-- start of The records --

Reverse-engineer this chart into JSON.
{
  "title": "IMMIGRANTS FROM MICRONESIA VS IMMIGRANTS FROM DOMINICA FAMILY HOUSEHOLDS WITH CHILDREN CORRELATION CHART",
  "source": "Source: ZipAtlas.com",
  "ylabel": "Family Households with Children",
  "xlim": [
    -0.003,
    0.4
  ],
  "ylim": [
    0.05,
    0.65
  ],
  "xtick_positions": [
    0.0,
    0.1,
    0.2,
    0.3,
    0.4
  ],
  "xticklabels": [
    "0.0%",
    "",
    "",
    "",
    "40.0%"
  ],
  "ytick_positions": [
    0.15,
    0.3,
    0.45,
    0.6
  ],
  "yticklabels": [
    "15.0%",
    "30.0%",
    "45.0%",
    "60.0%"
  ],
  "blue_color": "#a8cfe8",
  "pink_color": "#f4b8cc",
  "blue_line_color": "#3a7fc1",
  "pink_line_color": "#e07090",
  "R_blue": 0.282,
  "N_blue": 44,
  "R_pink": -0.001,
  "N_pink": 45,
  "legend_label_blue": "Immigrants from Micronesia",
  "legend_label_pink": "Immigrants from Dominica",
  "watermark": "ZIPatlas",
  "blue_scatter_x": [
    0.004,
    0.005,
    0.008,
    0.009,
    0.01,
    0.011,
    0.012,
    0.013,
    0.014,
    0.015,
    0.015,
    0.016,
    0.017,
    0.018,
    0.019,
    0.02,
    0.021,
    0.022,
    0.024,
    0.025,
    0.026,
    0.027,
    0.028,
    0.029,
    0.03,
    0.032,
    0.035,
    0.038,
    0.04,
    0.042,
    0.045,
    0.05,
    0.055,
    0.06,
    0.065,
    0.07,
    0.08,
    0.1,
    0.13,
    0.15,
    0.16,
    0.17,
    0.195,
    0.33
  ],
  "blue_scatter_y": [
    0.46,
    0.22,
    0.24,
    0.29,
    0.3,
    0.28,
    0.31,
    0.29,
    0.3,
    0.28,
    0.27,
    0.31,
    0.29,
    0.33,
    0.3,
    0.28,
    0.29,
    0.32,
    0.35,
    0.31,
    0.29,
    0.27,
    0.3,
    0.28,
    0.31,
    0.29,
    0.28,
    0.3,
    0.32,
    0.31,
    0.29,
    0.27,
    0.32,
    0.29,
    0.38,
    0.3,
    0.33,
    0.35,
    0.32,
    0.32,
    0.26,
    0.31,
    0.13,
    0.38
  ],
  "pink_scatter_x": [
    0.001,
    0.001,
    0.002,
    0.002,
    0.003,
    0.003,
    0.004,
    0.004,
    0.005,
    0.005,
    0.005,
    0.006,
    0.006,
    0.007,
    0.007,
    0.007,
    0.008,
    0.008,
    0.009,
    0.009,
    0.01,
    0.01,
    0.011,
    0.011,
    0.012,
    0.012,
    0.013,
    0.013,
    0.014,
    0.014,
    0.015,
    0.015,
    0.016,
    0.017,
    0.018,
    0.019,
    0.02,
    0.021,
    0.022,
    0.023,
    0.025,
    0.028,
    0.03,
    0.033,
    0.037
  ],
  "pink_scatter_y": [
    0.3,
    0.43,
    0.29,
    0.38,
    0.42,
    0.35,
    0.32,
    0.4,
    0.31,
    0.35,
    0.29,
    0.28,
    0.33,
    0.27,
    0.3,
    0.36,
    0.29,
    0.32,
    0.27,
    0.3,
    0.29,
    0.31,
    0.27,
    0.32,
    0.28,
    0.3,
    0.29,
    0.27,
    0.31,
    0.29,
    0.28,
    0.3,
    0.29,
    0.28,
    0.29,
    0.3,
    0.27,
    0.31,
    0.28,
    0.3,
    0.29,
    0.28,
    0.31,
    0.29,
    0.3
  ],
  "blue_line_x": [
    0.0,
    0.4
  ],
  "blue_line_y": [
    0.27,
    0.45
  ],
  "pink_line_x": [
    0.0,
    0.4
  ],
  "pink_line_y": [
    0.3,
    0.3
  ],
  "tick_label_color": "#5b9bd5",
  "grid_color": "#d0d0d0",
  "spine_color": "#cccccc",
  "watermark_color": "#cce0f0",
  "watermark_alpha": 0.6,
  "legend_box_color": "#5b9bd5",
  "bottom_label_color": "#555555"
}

-- end of The records --

*Description of the task:*
Copy out each record, keeping every word as it is.

*Exercise result:*
Reverse-engineer this chart into JSON.
{
  "title": "IMMIGRANTS FROM MICRONESIA VS IMMIGRANTS FROM DOMINICA FAMILY HOUSEHOLDS WITH CHILDREN CORRELATION CHART",
  "source": "Source: ZipAtlas.com",
  "ylabel": "Family Households with Children",
  "xlim": [
    -0.003,
    0.4
  ],
  "ylim": [
    0.05,
    0.65
  ],
  "xtick_positions": [
    0.0,
    0.1,
    0.2,
    0.3,
    0.4
  ],
  "xticklabels": [
    "0.0%",
    "",
    "",
    "",
    "40.0%"
  ],
  "ytick_positions": [
    0.15,
    0.3,
    0.45,
    0.6
  ],
  "yticklabels": [
    "15.0%",
    "30.0%",
    "45.0%",
    "60.0%"
  ],
  "blue_color": "#a8cfe8",
  "pink_color": "#f4b8cc",
  "blue_line_color": "#3a7fc1",
  "pink_line_color": "#e07090",
  "R_blue": 0.282,
  "N_blue": 44,
  "R_pink": -0.001,
  "N_pink": 45,
  "legend_label_blue": "Immigrants from Micronesia",
  "legend_label_pink": "Immigrants from Dominica",
  "watermark": "ZIPatlas",
  "blue_scatter_x": [
    0.004,
    0.005,
    0.008,
    0.009,
    0.01,
    0.011,
    0.012,
    0.013,
    0.014,
    0.015,
    0.015,
    0.016,
    0.017,
    0.018,
    0.019,
    0.02,
    0.021,
    0.022,
    0.024,
    0.025,
    0.026,
    0.027,
    0.028,
    0.029,
    0.03,
    0.032,
    0.035,
    0.038,
    0.04,
    0.042,
    0.045,
    0.05,
    0.055,
    0.06,
    0.065,
    0.07,
    0.08,
    0.1,
    0.13,
    0.15,
    0.16,
    0.17,
    0.195,
    0.33
  ],
  "blue_scatter_y": [
    0.46,
    0.22,
    0.24,
    0.29,
    0.3,
    0.28,
    0.31,
    0.29,
    0.3,
    0.28,
    0.27,
    0.31,
    0.29,
    0.33,
    0.3,
    0.28,
    0.29,
    0.32,
    0.35,
    0.31,
    0.29,
    0.27,
    0.3,
    0.28,
    0.31,
    0.29,
    0.28,
    0.3,
    0.32,
    0.31,
    0.29,
    0.27,
    0.32,
    0.29,
    0.38,
    0.3,
    0.33,
    0.35,
    0.32,
    0.32,
    0.26,
    0.31,
    0.13,
    0.38
  ],
  "pink_scatter_x": [
    0.001,
    0.001,
    0.002,
    0.002,
    0.003,
    0.003,
    0.004,
    0.004,
    0.005,
    0.005,
    0.005,
    0.006,
    0.006,
    0.007,
    0.007,
    0.007,
    0.008,
    0.008,
    0.009,
    0.009,
    0.01,
    0.01,
    0.011,
    0.011,
    0.012,
    0.012,
    0.013,
    0.013,
    0.014,
    0.014,
    0.015,
    0.015,
    0.016,
    0.017,
    0.018,
    0.019,
    0.02,
    0.021,
    0.022,
    0.023,
    0.025,
    0.028,
    0.03,
    0.033,
    0.037
  ],
  "pink_scatter_y": [
    0.3,
    0.43,
    0.29,
    0.38,
    0.42,
    0.35,
    0.32,
    0.4,
    0.31,
    0.35,
    0.29,
    0.28,
    0.33,
    0.27,
    0.3,
    0.36,
    0.29,
    0.32,
    0.27,
    0.3,
    0.29,
    0.31,
    0.27,
    0.32,
    0.28,
    0.3,
    0.29,
    0.27,
    0.31,
    0.29,
    0.28,
    0.3,
    0.29,
    0.28,
    0.29,
    0.3,
    0.27,
    0.31,
    0.28,
    0.3,
    0.29,
    0.28,
    0.31,
    0.29,
    0.3
  ],
  "blue_line_x": [
    0.0,
    0.4
  ],
  "blue_line_y": [
    0.27,
    0.45
  ],
  "pink_line_x": [
    0.0,
    0.4
  ],
  "pink_line_y": [
    0.3,
    0.3
  ],
  "tick_label_color": "#5b9bd5",
  "grid_color": "#d0d0d0",
  "spine_color": "#cccccc",
  "watermark_color": "#cce0f0",
  "watermark_alpha": 0.6,
  "legend_box_color": "#5b9bd5",
  "bottom_label_color": "#555555"
}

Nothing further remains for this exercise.